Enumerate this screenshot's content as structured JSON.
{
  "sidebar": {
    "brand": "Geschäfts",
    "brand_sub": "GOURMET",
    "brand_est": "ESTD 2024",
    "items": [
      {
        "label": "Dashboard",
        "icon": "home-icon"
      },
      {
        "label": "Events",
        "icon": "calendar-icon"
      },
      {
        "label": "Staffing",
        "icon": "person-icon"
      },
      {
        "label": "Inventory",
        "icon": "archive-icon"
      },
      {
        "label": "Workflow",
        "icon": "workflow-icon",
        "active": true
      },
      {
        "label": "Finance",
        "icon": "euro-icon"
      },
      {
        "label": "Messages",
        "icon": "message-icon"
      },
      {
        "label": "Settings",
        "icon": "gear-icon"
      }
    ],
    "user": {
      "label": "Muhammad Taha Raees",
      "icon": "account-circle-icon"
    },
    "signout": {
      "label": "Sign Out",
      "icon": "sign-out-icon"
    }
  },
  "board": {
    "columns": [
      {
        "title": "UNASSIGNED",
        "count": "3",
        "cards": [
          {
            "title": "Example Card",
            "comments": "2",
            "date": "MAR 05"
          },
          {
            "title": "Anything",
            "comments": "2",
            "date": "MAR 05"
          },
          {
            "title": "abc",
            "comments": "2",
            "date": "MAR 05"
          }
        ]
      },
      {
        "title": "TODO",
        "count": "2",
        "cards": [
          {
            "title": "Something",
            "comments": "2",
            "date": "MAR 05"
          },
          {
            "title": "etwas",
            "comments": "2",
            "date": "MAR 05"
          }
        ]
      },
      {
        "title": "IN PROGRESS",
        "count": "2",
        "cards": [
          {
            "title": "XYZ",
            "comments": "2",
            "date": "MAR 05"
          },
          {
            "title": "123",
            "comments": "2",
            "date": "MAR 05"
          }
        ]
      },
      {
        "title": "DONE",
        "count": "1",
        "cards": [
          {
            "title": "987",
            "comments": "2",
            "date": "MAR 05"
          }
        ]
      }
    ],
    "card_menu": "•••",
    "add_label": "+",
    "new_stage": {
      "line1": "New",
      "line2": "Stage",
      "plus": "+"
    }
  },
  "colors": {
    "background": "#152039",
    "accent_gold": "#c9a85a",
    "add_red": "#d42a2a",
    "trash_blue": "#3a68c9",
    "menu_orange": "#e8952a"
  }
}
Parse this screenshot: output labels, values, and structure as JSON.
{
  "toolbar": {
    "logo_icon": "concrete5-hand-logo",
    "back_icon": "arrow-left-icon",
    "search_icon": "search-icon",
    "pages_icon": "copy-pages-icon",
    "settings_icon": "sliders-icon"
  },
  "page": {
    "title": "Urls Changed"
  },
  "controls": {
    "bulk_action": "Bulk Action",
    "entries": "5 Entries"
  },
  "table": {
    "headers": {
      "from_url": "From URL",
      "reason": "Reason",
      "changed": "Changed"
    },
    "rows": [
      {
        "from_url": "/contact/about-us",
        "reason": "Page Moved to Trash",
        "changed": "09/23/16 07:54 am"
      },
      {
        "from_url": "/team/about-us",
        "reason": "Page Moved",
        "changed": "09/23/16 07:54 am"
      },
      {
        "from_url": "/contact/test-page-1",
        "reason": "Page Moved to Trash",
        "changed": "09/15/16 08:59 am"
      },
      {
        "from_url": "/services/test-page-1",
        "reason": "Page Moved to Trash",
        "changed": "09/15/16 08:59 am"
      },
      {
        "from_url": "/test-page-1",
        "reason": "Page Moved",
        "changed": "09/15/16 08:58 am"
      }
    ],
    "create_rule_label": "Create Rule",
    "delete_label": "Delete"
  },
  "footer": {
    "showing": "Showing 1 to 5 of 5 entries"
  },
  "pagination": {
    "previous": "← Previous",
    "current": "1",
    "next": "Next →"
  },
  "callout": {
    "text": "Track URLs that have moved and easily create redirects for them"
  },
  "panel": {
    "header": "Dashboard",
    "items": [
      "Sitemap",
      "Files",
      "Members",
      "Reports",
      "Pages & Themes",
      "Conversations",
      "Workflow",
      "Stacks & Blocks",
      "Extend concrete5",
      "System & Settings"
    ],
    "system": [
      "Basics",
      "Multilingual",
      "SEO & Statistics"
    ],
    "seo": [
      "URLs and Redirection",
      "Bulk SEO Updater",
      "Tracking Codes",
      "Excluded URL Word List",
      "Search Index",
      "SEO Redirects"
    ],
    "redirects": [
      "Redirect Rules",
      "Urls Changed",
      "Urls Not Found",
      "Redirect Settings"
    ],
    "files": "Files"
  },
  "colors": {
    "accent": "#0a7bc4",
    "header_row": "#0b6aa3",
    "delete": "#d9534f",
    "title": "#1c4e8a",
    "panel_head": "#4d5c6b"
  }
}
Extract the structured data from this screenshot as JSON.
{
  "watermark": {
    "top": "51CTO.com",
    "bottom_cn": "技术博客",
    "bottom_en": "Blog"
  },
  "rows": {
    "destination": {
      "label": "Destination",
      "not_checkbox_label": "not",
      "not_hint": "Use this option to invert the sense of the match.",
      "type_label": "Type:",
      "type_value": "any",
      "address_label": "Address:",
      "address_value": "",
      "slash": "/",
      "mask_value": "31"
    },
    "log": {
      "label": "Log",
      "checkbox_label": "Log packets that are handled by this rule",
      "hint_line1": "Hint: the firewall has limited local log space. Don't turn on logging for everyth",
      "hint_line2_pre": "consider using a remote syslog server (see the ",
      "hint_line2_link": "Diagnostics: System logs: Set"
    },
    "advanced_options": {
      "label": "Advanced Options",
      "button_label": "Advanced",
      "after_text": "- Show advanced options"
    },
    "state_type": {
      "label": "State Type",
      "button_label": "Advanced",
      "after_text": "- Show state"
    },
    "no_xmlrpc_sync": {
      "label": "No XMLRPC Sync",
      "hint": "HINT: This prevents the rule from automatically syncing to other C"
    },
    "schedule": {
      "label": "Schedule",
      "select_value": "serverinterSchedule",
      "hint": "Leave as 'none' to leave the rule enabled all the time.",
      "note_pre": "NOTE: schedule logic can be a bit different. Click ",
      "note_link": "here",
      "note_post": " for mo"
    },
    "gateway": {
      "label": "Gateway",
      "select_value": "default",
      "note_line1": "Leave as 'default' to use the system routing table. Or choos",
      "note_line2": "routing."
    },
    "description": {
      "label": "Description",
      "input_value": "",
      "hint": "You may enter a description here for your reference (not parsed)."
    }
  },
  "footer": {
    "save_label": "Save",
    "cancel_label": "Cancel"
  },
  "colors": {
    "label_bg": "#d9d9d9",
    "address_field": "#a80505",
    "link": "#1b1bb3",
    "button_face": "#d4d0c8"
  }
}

### THE REQUEST:
Repeat the entries above exactly, leaving nothing out.

### RESPONSE FOR THIS EXERCISE:
Enumerate this screenshot's content as structured JSON.
{
  "sidebar": {
    "brand": "Geschäfts",
    "brand_sub": "GOURMET",
    "brand_est": "ESTD 2024",
    "items": [
      {
        "label": "Dashboard",
        "icon": "home-icon"
      },
      {
        "label": "Events",
        "icon": "calendar-icon"
      },
      {
        "label": "Staffing",
        "icon": "person-icon"
      },
      {
        "label": "Inventory",
        "icon": "archive-icon"
      },
      {
        "label": "Workflow",
        "icon": "workflow-icon",
        "active": true
      },
      {
        "label": "Finance",
        "icon": "euro-icon"
      },
      {
        "label": "Messages",
        "icon": "message-icon"
      },
      {
        "label": "Settings",
        "icon": "gear-icon"
      }
    ],
    "user": {
      "label": "Muhammad Taha Raees",
      "icon": "account-circle-icon"
    },
    "signout": {
      "label": "Sign Out",
      "icon": "sign-out-icon"
    }
  },
  "board": {
    "columns": [
      {
        "title": "UNASSIGNED",
        "count": "3",
        "cards": [
          {
            "title": "Example Card",
            "comments": "2",
            "date": "MAR 05"
          },
          {
            "title": "Anything",
            "comments": "2",
            "date": "MAR 05"
          },
          {
            "title": "abc",
            "comments": "2",
            "date": "MAR 05"
          }
        ]
      },
      {
        "title": "TODO",
        "count": "2",
        "cards": [
          {
            "title": "Something",
            "comments": "2",
            "date": "MAR 05"
          },
          {
            "title": "etwas",
            "comments": "2",
            "date": "MAR 05"
          }
        ]
      },
      {
        "title": "IN PROGRESS",
        "count": "2",
        "cards": [
          {
            "title": "XYZ",
            "comments": "2",
            "date": "MAR 05"
          },
          {
            "title": "123",
            "comments": "2",
            "date": "MAR 05"
          }
        ]
      },
      {
        "title": "DONE",
        "count": "1",
        "cards": [
          {
            "title": "987",
            "comments": "2",
            "date": "MAR 05"
          }
        ]
      }
    ],
    "card_menu": "•••",
    "add_label": "+",
    "new_stage": {
      "line1": "New",
      "line2": "Stage",
      "plus": "+"
    }
  },
  "colors": {
    "background": "#152039",
    "accent_gold": "#c9a85a",
    "add_red": "#d42a2a",
    "trash_blue": "#3a68c9",
    "menu_orange": "#e8952a"
  }
}
Parse this screenshot: output labels, values, and structure as JSON.
{
  "toolbar": {
    "logo_icon": "concrete5-hand-logo",
    "back_icon": "arrow-left-icon",
    "search_icon": "search-icon",
    "pages_icon": "copy-pages-icon",
    "settings_icon": "sliders-icon"
  },
  "page": {
    "title": "Urls Changed"
  },
  "controls": {
    "bulk_action": "Bulk Action",
    "entries": "5 Entries"
  },
  "table": {
    "headers": {
      "from_url": "From URL",
      "reason": "Reason",
      "changed": "Changed"
    },
    "rows": [
      {
        "from_url": "/contact/about-us",
        "reason": "Page Moved to Trash",
        "changed": "09/23/16 07:54 am"
      },
      {
        "from_url": "/team/about-us",
        "reason": "Page Moved",
        "changed": "09/23/16 07:54 am"
      },
      {
        "from_url": "/contact/test-page-1",
        "reason": "Page Moved to Trash",
        "changed": "09/15/16 08:59 am"
      },
      {
        "from_url": "/services/test-page-1",
        "reason": "Page Moved to Trash",
        "changed": "09/15/16 08:59 am"
      },
      {
        "from_url": "/test-page-1",
        "reason": "Page Moved",
        "changed": "09/15/16 08:58 am"
      }
    ],
    "create_rule_label": "Create Rule",
    "delete_label": "Delete"
  },
  "footer": {
    "showing": "Showing 1 to 5 of 5 entries"
  },
  "pagination": {
    "previous": "← Previous",
    "current": "1",
    "next": "Next →"
  },
  "callout": {
    "text": "Track URLs that have moved and easily create redirects for them"
  },
  "panel": {
    "header": "Dashboard",
    "items": [
      "Sitemap",
      "Files",
      "Members",
      "Reports",
      "Pages & Themes",
      "Conversations",
      "Workflow",
      "Stacks & Blocks",
      "Extend concrete5",
      "System & Settings"
    ],
    "system": [
      "Basics",
      "Multilingual",
      "SEO & Statistics"
    ],
    "seo": [
      "URLs and Redirection",
      "Bulk SEO Updater",
      "Tracking Codes",
      "Excluded URL Word List",
      "Search Index",
      "SEO Redirects"
    ],
    "redirects": [
      "Redirect Rules",
      "Urls Changed",
      "Urls Not Found",
      "Redirect Settings"
    ],
    "files": "Files"
  },
  "colors": {
    "accent": "#0a7bc4",
    "header_row": "#0b6aa3",
    "delete": "#d9534f",
    "title": "#1c4e8a",
    "panel_head": "#4d5c6b"
  }
}
Extract the structured data from this screenshot as JSON.
{
  "watermark": {
    "top": "51CTO.com",
    "bottom_cn": "技术博客",
    "bottom_en": "Blog"
  },
  "rows": {
    "destination": {
      "label": "Destination",
      "not_checkbox_label": "not",
      "not_hint": "Use this option to invert the sense of the match.",
      "type_label": "Type:",
      "type_value": "any",
      "address_label": "Address:",
      "address_value": "",
      "slash": "/",
      "mask_value": "31"
    },
    "log": {
      "label": "Log",
      "checkbox_label": "Log packets that are handled by this rule",
      "hint_line1": "Hint: the firewall has limited local log space. Don't turn on logging for everyth",
      "hint_line2_pre": "consider using a remote syslog server (see the ",
      "hint_line2_link": "Diagnostics: System logs: Set"
    },
    "advanced_options": {
      "label": "Advanced Options",
      "button_label": "Advanced",
      "after_text": "- Show advanced options"
    },
    "state_type": {
      "label": "State Type",
      "button_label": "Advanced",
      "after_text": "- Show state"
    },
    "no_xmlrpc_sync": {
      "label": "No XMLRPC Sync",
      "hint": "HINT: This prevents the rule from automatically syncing to other C"
    },
    "schedule": {
      "label": "Schedule",
      "select_value": "serverinterSchedule",
      "hint": "Leave as 'none' to leave the rule enabled all the time.",
      "note_pre": "NOTE: schedule logic can be a bit different. Click ",
      "note_link": "here",
      "note_post": " for mo"
    },
    "gateway": {
      "label": "Gateway",
      "select_value": "default",
      "note_line1": "Leave as 'default' to use the system routing table. Or choos",
      "note_line2": "routing."
    },
    "description": {
      "label": "Description",
      "input_value": "",
      "hint": "You may enter a description here for your reference (not parsed)."
    }
  },
  "footer": {
    "save_label": "Save",
    "cancel_label": "Cancel"
  },
  "colors": {
    "label_bg": "#d9d9d9",
    "address_field": "#a80505",
    "link": "#1b1bb3",
    "button_face": "#d4d0c8"
  }
}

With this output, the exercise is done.